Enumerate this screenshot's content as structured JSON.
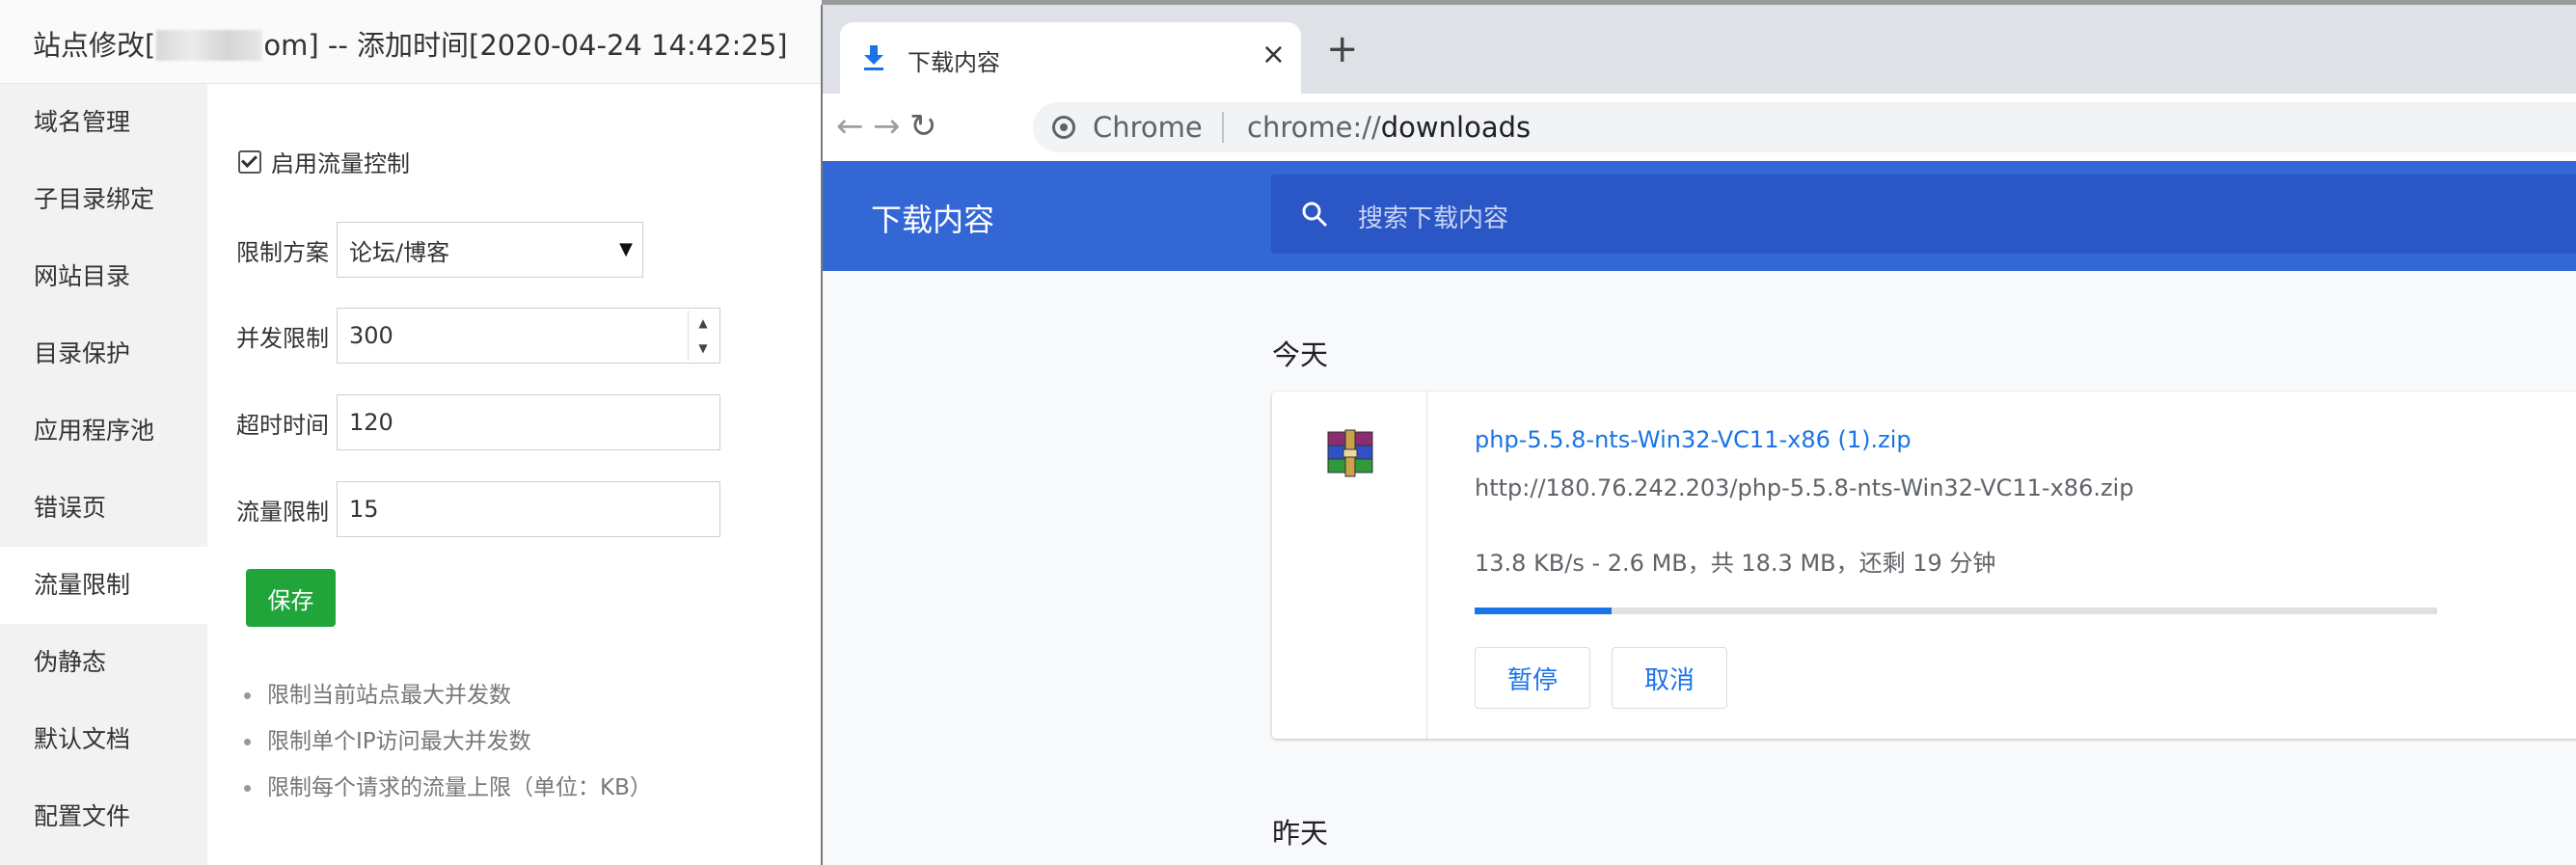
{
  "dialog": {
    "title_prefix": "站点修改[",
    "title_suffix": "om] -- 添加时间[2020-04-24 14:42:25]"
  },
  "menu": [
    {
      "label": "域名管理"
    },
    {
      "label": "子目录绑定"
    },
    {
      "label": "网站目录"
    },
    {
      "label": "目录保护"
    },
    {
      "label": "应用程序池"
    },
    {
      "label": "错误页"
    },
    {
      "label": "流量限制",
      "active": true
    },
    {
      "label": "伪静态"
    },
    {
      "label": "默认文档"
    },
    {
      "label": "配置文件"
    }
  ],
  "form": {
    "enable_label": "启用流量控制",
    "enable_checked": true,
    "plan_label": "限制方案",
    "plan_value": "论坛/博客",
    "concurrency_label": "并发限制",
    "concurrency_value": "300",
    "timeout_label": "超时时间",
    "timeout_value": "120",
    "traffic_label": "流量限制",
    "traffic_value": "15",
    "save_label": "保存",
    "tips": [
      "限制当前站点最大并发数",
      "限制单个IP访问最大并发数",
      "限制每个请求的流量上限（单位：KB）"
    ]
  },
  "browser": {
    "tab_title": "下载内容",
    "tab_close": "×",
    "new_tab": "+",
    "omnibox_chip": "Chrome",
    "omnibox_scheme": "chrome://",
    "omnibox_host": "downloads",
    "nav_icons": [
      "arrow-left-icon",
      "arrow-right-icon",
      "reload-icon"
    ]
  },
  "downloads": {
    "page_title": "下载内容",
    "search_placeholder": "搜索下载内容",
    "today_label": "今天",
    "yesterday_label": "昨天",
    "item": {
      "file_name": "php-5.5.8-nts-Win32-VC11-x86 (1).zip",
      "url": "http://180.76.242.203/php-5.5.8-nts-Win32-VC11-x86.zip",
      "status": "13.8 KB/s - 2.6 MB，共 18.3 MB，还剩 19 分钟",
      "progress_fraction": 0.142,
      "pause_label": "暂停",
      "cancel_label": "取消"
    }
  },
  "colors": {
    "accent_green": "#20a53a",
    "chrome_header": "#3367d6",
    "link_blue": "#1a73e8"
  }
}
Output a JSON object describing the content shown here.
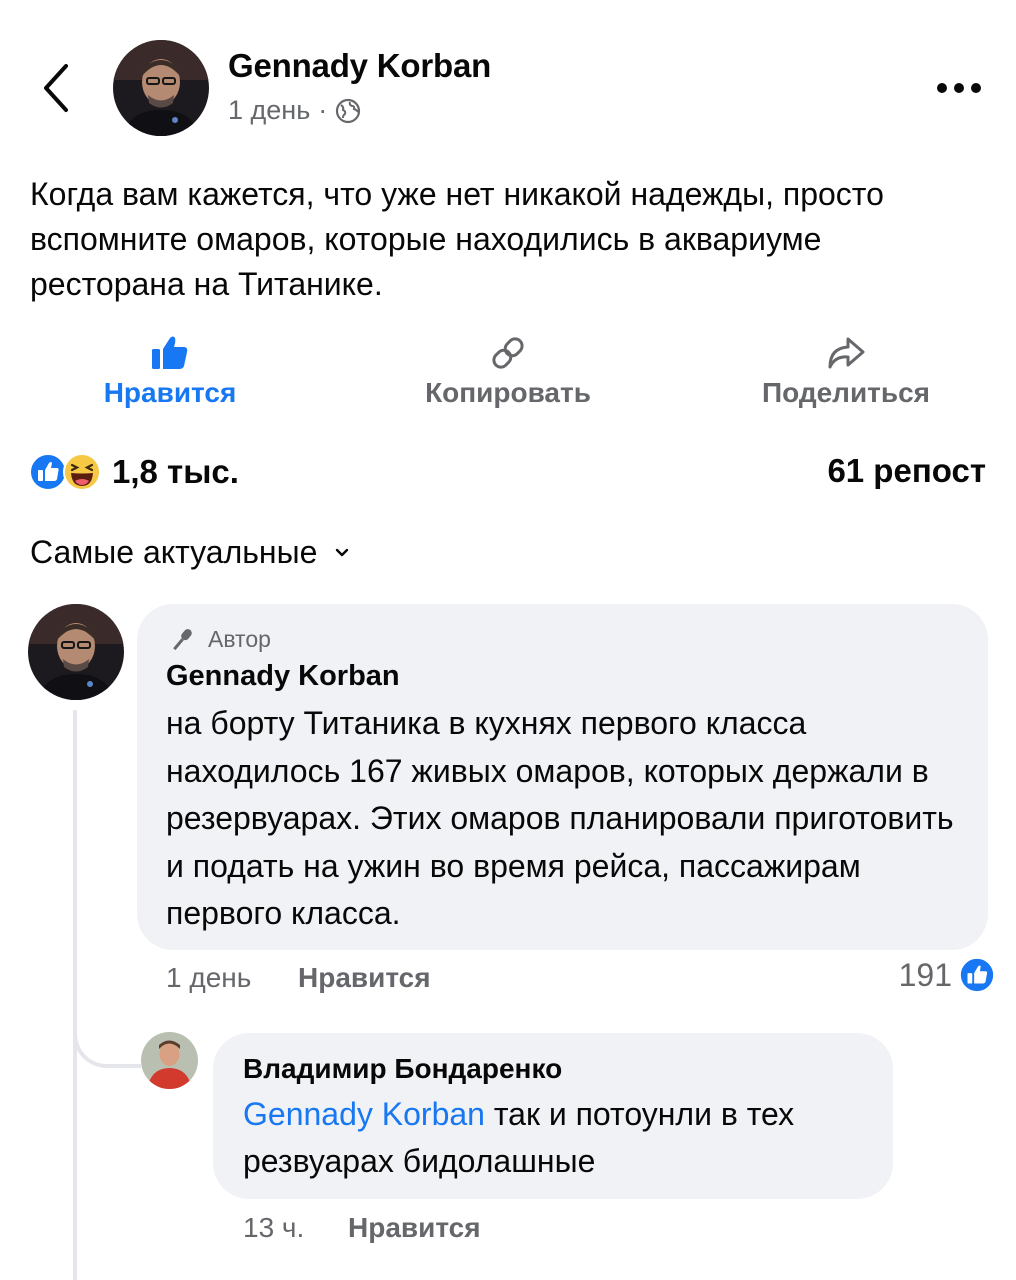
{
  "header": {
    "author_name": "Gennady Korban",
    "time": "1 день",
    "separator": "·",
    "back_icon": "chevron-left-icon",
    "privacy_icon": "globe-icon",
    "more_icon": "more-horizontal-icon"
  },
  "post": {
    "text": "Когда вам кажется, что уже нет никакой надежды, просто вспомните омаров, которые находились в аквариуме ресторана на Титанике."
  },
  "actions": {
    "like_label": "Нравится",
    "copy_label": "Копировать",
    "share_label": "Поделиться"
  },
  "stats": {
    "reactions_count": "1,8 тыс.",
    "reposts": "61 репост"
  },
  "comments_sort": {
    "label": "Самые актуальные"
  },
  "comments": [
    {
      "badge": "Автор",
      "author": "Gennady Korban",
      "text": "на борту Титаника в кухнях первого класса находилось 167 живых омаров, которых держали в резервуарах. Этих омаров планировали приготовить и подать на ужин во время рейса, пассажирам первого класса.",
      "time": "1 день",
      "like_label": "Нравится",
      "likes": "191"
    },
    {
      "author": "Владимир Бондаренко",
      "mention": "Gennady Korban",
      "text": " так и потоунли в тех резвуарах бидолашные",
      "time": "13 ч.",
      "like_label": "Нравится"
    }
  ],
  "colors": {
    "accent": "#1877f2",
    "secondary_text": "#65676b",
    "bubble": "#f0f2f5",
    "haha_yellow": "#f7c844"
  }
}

###

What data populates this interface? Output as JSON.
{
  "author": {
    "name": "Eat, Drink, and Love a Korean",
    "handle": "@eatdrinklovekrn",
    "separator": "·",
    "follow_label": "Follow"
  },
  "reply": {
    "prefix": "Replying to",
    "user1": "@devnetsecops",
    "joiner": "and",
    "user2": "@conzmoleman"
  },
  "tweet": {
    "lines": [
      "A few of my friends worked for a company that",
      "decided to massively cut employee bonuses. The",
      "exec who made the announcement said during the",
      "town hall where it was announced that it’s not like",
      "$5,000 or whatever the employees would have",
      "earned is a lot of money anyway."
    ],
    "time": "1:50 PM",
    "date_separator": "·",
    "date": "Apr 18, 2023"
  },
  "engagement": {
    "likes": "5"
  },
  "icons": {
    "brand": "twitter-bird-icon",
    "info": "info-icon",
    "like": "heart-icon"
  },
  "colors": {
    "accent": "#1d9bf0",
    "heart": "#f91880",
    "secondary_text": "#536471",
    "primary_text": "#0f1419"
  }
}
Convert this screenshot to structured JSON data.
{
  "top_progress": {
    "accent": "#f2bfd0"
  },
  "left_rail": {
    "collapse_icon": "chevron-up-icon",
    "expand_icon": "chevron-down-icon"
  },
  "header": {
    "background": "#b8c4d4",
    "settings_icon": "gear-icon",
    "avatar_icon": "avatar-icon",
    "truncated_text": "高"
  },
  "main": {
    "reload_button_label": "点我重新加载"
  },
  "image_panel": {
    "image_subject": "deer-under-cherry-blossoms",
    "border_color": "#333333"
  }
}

###

Task:
Filter the entries and copy out every line with the word "structured".

Response:
Enumerate this screenshot's content as structured JSON.
Convert this screenshot to structured JSON data.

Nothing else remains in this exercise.